## Exercise brief
Output every entry exactly as written, but omit the pictures.

## Supplied information
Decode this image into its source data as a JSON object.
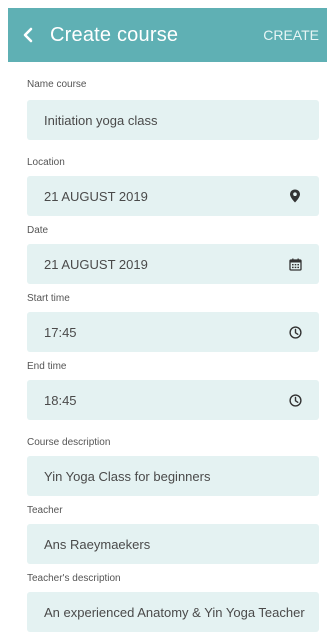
{
  "header": {
    "back_icon": "chevron-left-icon",
    "title": "Create course",
    "action_label": "CREATE",
    "background_color": "#5fb0b4"
  },
  "fields": [
    {
      "label": "Name course",
      "value": "Initiation yoga class",
      "icon": null
    },
    {
      "label": "Location",
      "value": "21 AUGUST 2019",
      "icon": "map-pin-icon"
    },
    {
      "label": "Date",
      "value": "21 AUGUST 2019",
      "icon": "calendar-icon"
    },
    {
      "label": "Start time",
      "value": "17:45",
      "icon": "clock-icon"
    },
    {
      "label": "End time",
      "value": "18:45",
      "icon": "clock-icon"
    },
    {
      "label": "Course description",
      "value": "Yin Yoga Class for beginners",
      "icon": null
    },
    {
      "label": "Teacher",
      "value": "Ans Raeymaekers",
      "icon": null
    },
    {
      "label": "Teacher's description",
      "value": "An experienced Anatomy & Yin Yoga Teacher",
      "icon": null
    }
  ],
  "field_background": "#e4f2f2"
}
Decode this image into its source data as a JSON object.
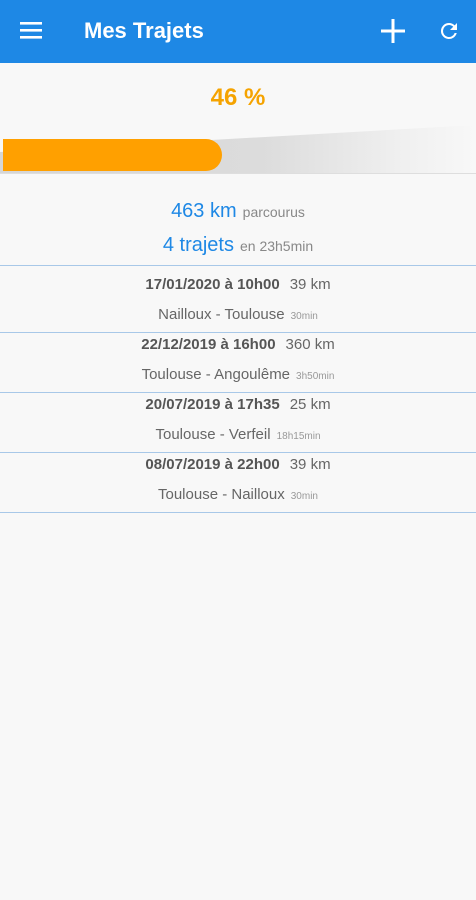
{
  "appbar": {
    "title": "Mes Trajets",
    "menu_icon": "hamburger-menu-icon",
    "add_icon": "plus-icon",
    "refresh_icon": "refresh-icon",
    "color": "#1e88e5"
  },
  "progress": {
    "label": "46 %",
    "value": 0.46,
    "color": "#ffa000"
  },
  "summary": {
    "distance": "463 km",
    "distance_suffix": "parcourus",
    "trips": "4 trajets",
    "trips_suffix": "en 23h5min"
  },
  "trips": [
    {
      "date": "17/01/2020 à 10h00",
      "km": "39 km",
      "route": "Nailloux - Toulouse",
      "duration": "30min"
    },
    {
      "date": "22/12/2019 à 16h00",
      "km": "360 km",
      "route": "Toulouse  - Angoulême",
      "duration": "3h50min"
    },
    {
      "date": "20/07/2019 à 17h35",
      "km": "25 km",
      "route": "Toulouse  - Verfeil",
      "duration": "18h15min"
    },
    {
      "date": "08/07/2019 à 22h00",
      "km": "39 km",
      "route": "Toulouse - Nailloux",
      "duration": "30min"
    }
  ]
}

## Written solution
Decode this image into its source data as a JSON object.
{
  "header": {
    "back_icon": "chevron-left-icon",
    "title": "Create course",
    "action_label": "CREATE",
    "background_color": "#5fb0b4"
  },
  "fields": [
    {
      "label": "Name course",
      "value": "Initiation yoga class",
      "icon": null
    },
    {
      "label": "Location",
      "value": "21 AUGUST 2019",
      "icon": "map-pin-icon"
    },
    {
      "label": "Date",
      "value": "21 AUGUST 2019",
      "icon": "calendar-icon"
    },
    {
      "label": "Start time",
      "value": "17:45",
      "icon": "clock-icon"
    },
    {
      "label": "End time",
      "value": "18:45",
      "icon": "clock-icon"
    },
    {
      "label": "Course description",
      "value": "Yin Yoga Class for beginners",
      "icon": null
    },
    {
      "label": "Teacher",
      "value": "Ans Raeymaekers",
      "icon": null
    },
    {
      "label": "Teacher's description",
      "value": "An experienced Anatomy & Yin Yoga Teacher",
      "icon": null
    }
  ],
  "field_background": "#e4f2f2"
}
Decode this image into its source data as a JSON object.
{
  "appbar": {
    "title": "Mes Trajets",
    "menu_icon": "hamburger-menu-icon",
    "add_icon": "plus-icon",
    "refresh_icon": "refresh-icon",
    "color": "#1e88e5"
  },
  "progress": {
    "label": "46 %",
    "value": 0.46,
    "color": "#ffa000"
  },
  "summary": {
    "distance": "463 km",
    "distance_suffix": "parcourus",
    "trips": "4 trajets",
    "trips_suffix": "en 23h5min"
  },
  "trips": [
    {
      "date": "17/01/2020 à 10h00",
      "km": "39 km",
      "route": "Nailloux - Toulouse",
      "duration": "30min"
    },
    {
      "date": "22/12/2019 à 16h00",
      "km": "360 km",
      "route": "Toulouse  - Angoulême",
      "duration": "3h50min"
    },
    {
      "date": "20/07/2019 à 17h35",
      "km": "25 km",
      "route": "Toulouse  - Verfeil",
      "duration": "18h15min"
    },
    {
      "date": "08/07/2019 à 22h00",
      "km": "39 km",
      "route": "Toulouse - Nailloux",
      "duration": "30min"
    }
  ]
}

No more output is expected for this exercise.